[START]

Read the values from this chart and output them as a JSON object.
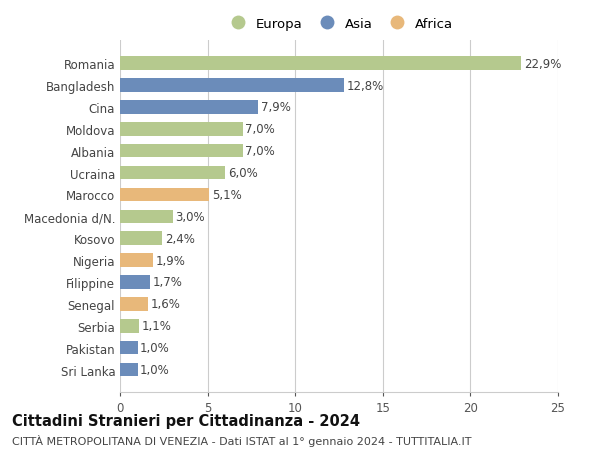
{
  "categories": [
    "Sri Lanka",
    "Pakistan",
    "Serbia",
    "Senegal",
    "Filippine",
    "Nigeria",
    "Kosovo",
    "Macedonia d/N.",
    "Marocco",
    "Ucraina",
    "Albania",
    "Moldova",
    "Cina",
    "Bangladesh",
    "Romania"
  ],
  "values": [
    1.0,
    1.0,
    1.1,
    1.6,
    1.7,
    1.9,
    2.4,
    3.0,
    5.1,
    6.0,
    7.0,
    7.0,
    7.9,
    12.8,
    22.9
  ],
  "labels": [
    "1,0%",
    "1,0%",
    "1,1%",
    "1,6%",
    "1,7%",
    "1,9%",
    "2,4%",
    "3,0%",
    "5,1%",
    "6,0%",
    "7,0%",
    "7,0%",
    "7,9%",
    "12,8%",
    "22,9%"
  ],
  "continent": [
    "Asia",
    "Asia",
    "Europa",
    "Africa",
    "Asia",
    "Africa",
    "Europa",
    "Europa",
    "Africa",
    "Europa",
    "Europa",
    "Europa",
    "Asia",
    "Asia",
    "Europa"
  ],
  "colors": {
    "Europa": "#b5c98e",
    "Asia": "#6b8cba",
    "Africa": "#e8b87a"
  },
  "xlim": [
    0,
    25
  ],
  "xticks": [
    0,
    5,
    10,
    15,
    20,
    25
  ],
  "title": "Cittadini Stranieri per Cittadinanza - 2024",
  "subtitle": "CITTÀ METROPOLITANA DI VENEZIA - Dati ISTAT al 1° gennaio 2024 - TUTTITALIA.IT",
  "background_color": "#ffffff",
  "grid_color": "#cccccc",
  "bar_height": 0.62,
  "title_fontsize": 10.5,
  "subtitle_fontsize": 8,
  "tick_fontsize": 8.5,
  "label_fontsize": 8.5,
  "legend_fontsize": 9.5
}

[END]

• WHAT IS ASKED
Exactly reproduce each record, leaving out any pictures.

• SOLUTION
Read the values from this chart and output them as a JSON object.
{
  "categories": [
    "Sri Lanka",
    "Pakistan",
    "Serbia",
    "Senegal",
    "Filippine",
    "Nigeria",
    "Kosovo",
    "Macedonia d/N.",
    "Marocco",
    "Ucraina",
    "Albania",
    "Moldova",
    "Cina",
    "Bangladesh",
    "Romania"
  ],
  "values": [
    1.0,
    1.0,
    1.1,
    1.6,
    1.7,
    1.9,
    2.4,
    3.0,
    5.1,
    6.0,
    7.0,
    7.0,
    7.9,
    12.8,
    22.9
  ],
  "labels": [
    "1,0%",
    "1,0%",
    "1,1%",
    "1,6%",
    "1,7%",
    "1,9%",
    "2,4%",
    "3,0%",
    "5,1%",
    "6,0%",
    "7,0%",
    "7,0%",
    "7,9%",
    "12,8%",
    "22,9%"
  ],
  "continent": [
    "Asia",
    "Asia",
    "Europa",
    "Africa",
    "Asia",
    "Africa",
    "Europa",
    "Europa",
    "Africa",
    "Europa",
    "Europa",
    "Europa",
    "Asia",
    "Asia",
    "Europa"
  ],
  "colors": {
    "Europa": "#b5c98e",
    "Asia": "#6b8cba",
    "Africa": "#e8b87a"
  },
  "xlim": [
    0,
    25
  ],
  "xticks": [
    0,
    5,
    10,
    15,
    20,
    25
  ],
  "title": "Cittadini Stranieri per Cittadinanza - 2024",
  "subtitle": "CITTÀ METROPOLITANA DI VENEZIA - Dati ISTAT al 1° gennaio 2024 - TUTTITALIA.IT",
  "background_color": "#ffffff",
  "grid_color": "#cccccc",
  "bar_height": 0.62,
  "title_fontsize": 10.5,
  "subtitle_fontsize": 8,
  "tick_fontsize": 8.5,
  "label_fontsize": 8.5,
  "legend_fontsize": 9.5
}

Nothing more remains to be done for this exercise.